— Begin SUPPLIED INFORMATION —

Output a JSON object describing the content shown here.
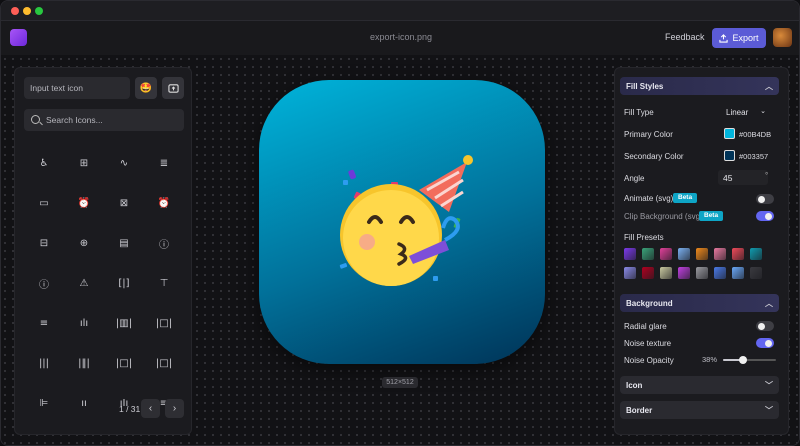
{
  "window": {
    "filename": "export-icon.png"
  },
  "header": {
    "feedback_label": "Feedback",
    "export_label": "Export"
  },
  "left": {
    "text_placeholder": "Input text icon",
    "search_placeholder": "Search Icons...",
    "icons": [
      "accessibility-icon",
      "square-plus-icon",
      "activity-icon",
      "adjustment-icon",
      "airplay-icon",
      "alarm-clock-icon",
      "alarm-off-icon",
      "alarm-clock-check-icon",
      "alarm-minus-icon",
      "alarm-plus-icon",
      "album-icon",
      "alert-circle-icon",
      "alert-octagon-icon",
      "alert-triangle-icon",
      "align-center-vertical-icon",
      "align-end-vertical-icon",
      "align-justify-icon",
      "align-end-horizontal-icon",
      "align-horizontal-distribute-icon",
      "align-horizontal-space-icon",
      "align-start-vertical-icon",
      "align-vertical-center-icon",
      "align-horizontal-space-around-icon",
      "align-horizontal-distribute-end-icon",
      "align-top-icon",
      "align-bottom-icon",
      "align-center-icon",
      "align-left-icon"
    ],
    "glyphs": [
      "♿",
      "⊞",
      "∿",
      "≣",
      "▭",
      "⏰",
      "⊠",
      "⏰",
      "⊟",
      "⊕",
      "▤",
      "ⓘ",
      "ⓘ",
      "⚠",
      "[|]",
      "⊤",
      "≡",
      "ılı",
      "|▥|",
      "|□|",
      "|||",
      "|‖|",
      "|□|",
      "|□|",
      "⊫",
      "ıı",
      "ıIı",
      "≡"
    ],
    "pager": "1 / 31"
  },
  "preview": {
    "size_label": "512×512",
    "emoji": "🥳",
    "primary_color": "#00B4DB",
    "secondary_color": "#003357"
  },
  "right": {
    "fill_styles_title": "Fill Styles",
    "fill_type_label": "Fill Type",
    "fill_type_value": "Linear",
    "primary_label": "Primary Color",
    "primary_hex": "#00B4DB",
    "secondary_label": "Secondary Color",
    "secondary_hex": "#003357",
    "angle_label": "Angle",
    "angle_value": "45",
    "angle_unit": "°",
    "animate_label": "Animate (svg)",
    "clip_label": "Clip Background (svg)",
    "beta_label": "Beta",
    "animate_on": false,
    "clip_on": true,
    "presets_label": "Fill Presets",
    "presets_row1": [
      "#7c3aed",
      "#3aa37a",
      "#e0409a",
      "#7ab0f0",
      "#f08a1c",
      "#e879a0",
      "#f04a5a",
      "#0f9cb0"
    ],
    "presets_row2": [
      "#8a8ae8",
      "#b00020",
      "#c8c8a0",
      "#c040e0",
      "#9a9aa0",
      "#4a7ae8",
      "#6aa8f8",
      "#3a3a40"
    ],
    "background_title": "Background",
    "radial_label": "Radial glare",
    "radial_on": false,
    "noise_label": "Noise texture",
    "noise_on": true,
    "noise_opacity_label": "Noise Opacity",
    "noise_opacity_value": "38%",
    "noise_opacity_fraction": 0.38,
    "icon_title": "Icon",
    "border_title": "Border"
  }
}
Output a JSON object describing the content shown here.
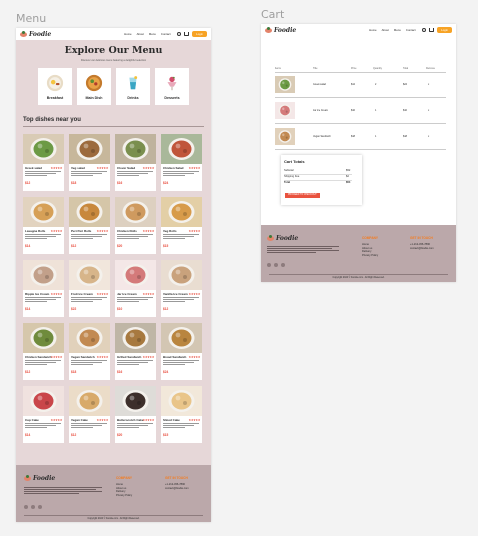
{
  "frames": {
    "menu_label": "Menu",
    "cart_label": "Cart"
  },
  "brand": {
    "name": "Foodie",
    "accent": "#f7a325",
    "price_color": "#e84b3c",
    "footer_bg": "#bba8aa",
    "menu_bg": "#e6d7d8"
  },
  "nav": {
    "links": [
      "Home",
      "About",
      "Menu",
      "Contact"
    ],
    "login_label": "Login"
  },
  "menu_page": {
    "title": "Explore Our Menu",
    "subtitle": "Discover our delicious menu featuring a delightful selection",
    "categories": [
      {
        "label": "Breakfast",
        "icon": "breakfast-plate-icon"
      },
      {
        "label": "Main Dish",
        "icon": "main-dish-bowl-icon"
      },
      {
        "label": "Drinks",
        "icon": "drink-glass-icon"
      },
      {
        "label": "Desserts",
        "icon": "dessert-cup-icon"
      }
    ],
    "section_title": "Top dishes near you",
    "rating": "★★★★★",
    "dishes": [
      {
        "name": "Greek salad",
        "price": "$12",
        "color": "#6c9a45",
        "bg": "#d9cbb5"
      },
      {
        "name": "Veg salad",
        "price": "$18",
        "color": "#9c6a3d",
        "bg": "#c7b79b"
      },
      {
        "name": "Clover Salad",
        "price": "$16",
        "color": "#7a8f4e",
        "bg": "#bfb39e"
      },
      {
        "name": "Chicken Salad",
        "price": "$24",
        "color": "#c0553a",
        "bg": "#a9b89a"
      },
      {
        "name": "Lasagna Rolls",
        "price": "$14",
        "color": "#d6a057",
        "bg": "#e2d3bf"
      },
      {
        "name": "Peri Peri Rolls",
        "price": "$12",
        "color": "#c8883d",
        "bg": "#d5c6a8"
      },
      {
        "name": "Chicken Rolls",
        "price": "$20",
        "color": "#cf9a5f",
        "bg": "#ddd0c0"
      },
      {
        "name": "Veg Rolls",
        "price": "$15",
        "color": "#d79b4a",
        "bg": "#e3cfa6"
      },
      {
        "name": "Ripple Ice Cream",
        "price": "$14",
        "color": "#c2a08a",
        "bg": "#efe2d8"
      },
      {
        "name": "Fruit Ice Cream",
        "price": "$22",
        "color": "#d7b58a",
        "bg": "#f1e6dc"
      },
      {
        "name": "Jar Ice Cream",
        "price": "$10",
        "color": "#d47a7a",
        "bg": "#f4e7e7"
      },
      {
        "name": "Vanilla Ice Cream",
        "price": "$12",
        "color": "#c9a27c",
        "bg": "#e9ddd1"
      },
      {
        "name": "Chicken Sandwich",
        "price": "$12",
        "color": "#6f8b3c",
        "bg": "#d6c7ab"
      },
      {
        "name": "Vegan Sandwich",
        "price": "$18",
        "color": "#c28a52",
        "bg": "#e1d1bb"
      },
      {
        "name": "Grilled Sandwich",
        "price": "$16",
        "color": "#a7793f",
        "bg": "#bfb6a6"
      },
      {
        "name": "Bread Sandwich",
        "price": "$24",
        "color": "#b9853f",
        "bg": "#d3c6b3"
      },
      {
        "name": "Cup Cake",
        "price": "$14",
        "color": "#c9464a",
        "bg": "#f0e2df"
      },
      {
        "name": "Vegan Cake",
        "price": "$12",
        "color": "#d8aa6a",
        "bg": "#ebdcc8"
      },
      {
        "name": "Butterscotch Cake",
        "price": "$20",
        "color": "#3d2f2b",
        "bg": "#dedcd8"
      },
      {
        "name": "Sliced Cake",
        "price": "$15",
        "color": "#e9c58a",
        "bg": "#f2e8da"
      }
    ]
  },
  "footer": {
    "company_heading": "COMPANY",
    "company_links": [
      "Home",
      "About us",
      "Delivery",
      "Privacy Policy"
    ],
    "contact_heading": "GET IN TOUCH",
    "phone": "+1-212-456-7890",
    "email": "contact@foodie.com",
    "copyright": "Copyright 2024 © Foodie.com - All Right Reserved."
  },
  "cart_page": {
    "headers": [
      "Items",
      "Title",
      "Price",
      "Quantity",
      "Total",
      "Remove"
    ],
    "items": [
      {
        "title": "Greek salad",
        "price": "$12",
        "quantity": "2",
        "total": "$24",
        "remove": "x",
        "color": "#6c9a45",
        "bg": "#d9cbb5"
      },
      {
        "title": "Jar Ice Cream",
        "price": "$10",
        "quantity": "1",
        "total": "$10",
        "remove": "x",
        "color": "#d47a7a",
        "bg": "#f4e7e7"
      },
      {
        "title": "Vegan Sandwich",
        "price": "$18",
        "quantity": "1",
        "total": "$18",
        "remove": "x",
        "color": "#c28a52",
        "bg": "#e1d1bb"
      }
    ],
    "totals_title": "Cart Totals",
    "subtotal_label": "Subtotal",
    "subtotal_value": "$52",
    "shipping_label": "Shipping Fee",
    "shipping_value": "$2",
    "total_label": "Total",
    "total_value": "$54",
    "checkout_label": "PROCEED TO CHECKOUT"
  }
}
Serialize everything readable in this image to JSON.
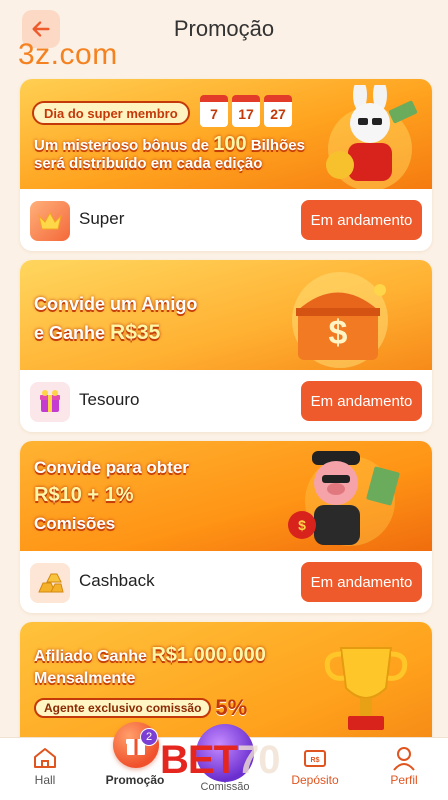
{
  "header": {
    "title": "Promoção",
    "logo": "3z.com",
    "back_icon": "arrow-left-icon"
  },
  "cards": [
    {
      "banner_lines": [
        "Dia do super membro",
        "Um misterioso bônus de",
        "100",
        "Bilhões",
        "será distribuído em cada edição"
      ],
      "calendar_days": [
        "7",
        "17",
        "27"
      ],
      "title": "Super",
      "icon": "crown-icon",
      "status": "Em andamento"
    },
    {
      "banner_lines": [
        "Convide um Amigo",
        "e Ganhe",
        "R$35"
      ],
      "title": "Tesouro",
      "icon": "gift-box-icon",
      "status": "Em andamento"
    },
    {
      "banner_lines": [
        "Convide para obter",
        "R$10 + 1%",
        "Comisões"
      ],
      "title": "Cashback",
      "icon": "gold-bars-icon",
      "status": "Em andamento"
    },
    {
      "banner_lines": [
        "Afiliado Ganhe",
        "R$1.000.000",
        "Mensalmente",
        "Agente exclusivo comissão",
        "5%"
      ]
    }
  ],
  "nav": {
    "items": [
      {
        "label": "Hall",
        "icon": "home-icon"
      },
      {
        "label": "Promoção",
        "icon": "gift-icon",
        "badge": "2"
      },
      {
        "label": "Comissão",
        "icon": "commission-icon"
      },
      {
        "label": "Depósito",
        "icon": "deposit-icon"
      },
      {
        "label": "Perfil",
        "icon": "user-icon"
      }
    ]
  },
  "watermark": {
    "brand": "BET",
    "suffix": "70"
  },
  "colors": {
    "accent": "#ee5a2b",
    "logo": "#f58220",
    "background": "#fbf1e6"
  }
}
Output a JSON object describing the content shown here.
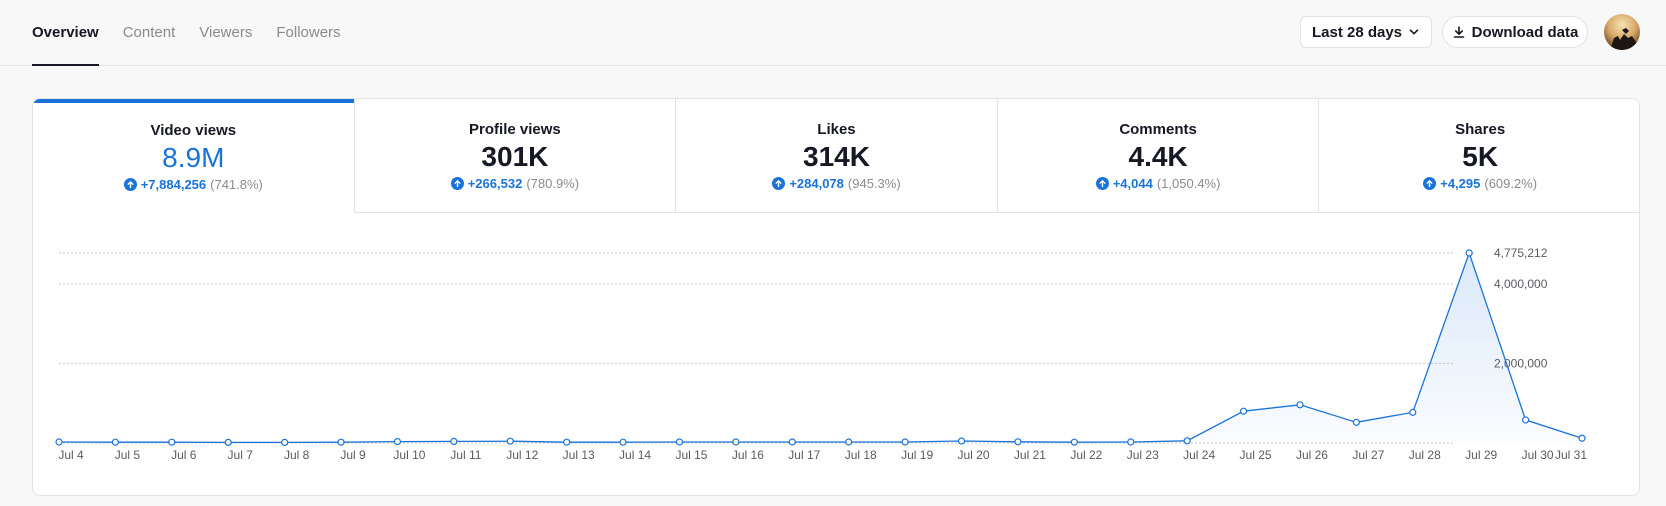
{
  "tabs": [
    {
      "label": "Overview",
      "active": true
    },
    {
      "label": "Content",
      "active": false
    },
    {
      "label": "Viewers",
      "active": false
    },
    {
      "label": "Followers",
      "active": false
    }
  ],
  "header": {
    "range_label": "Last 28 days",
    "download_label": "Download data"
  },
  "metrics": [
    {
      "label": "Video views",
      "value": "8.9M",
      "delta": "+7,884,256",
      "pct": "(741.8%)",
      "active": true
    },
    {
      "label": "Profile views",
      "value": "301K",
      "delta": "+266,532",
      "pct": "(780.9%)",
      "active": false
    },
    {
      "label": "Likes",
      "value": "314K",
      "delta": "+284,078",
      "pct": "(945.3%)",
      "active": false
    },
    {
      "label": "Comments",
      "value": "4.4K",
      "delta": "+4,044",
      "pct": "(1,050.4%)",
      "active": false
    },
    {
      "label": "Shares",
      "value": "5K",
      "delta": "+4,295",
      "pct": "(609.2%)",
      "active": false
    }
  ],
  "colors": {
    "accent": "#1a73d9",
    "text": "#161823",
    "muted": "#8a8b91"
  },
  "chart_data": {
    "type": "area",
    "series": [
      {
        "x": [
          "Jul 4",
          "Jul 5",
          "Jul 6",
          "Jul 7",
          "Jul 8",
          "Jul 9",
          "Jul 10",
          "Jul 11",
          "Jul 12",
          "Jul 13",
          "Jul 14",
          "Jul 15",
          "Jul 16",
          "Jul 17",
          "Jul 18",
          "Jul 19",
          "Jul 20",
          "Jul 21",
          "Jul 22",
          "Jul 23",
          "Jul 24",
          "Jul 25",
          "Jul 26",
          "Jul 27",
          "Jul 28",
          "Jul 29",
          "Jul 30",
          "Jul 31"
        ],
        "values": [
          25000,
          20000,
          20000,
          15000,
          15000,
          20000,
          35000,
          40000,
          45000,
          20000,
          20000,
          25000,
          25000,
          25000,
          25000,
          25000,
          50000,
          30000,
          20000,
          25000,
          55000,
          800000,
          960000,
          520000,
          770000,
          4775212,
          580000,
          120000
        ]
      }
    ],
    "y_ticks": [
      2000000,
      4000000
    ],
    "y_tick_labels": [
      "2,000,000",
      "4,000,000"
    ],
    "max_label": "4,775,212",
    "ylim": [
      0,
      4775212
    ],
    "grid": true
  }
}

— End SUPPLIED INFORMATION —

§ WHAT THE EXERCISE ASKS:
Which lines of the data above contain "distribute"? Copy each one.

§ EXPECTED ANSWER:
      "align-horizontal-distribute-icon",
      "align-horizontal-distribute-end-icon",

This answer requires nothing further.